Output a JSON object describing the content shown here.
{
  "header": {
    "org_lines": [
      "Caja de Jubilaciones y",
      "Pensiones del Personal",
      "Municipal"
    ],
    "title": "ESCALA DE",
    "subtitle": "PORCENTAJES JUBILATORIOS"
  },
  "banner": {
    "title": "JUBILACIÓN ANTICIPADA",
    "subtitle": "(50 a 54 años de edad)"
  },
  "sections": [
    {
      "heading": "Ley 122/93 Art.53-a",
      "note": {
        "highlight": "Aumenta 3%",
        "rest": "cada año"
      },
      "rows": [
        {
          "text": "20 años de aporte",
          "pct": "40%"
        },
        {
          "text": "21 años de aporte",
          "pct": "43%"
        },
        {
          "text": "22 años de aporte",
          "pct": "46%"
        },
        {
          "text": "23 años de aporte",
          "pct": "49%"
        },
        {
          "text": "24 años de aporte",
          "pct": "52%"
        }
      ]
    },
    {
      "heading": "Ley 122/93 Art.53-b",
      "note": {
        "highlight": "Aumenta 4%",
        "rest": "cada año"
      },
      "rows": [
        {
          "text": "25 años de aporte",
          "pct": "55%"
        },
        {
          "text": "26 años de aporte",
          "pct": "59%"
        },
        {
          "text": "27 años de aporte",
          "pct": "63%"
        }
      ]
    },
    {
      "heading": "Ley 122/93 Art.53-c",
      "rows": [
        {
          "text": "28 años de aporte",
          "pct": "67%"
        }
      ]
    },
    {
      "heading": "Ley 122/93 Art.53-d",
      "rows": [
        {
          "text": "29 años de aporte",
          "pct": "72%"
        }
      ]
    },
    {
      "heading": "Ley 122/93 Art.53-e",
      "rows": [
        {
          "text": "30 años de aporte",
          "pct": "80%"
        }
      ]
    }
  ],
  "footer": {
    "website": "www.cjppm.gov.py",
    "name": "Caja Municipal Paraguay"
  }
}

YOUR TASK:
Quote all of the entries verbatim.

RESPONSE:
Output a JSON object describing the content shown here.
{
  "header": {
    "org_lines": [
      "Caja de Jubilaciones y",
      "Pensiones del Personal",
      "Municipal"
    ],
    "title": "ESCALA DE",
    "subtitle": "PORCENTAJES JUBILATORIOS"
  },
  "banner": {
    "title": "JUBILACIÓN ANTICIPADA",
    "subtitle": "(50 a 54 años de edad)"
  },
  "sections": [
    {
      "heading": "Ley 122/93 Art.53-a",
      "note": {
        "highlight": "Aumenta 3%",
        "rest": "cada año"
      },
      "rows": [
        {
          "text": "20 años de aporte",
          "pct": "40%"
        },
        {
          "text": "21 años de aporte",
          "pct": "43%"
        },
        {
          "text": "22 años de aporte",
          "pct": "46%"
        },
        {
          "text": "23 años de aporte",
          "pct": "49%"
        },
        {
          "text": "24 años de aporte",
          "pct": "52%"
        }
      ]
    },
    {
      "heading": "Ley 122/93 Art.53-b",
      "note": {
        "highlight": "Aumenta 4%",
        "rest": "cada año"
      },
      "rows": [
        {
          "text": "25 años de aporte",
          "pct": "55%"
        },
        {
          "text": "26 años de aporte",
          "pct": "59%"
        },
        {
          "text": "27 años de aporte",
          "pct": "63%"
        }
      ]
    },
    {
      "heading": "Ley 122/93 Art.53-c",
      "rows": [
        {
          "text": "28 años de aporte",
          "pct": "67%"
        }
      ]
    },
    {
      "heading": "Ley 122/93 Art.53-d",
      "rows": [
        {
          "text": "29 años de aporte",
          "pct": "72%"
        }
      ]
    },
    {
      "heading": "Ley 122/93 Art.53-e",
      "rows": [
        {
          "text": "30 años de aporte",
          "pct": "80%"
        }
      ]
    }
  ],
  "footer": {
    "website": "www.cjppm.gov.py",
    "name": "Caja Municipal Paraguay"
  }
}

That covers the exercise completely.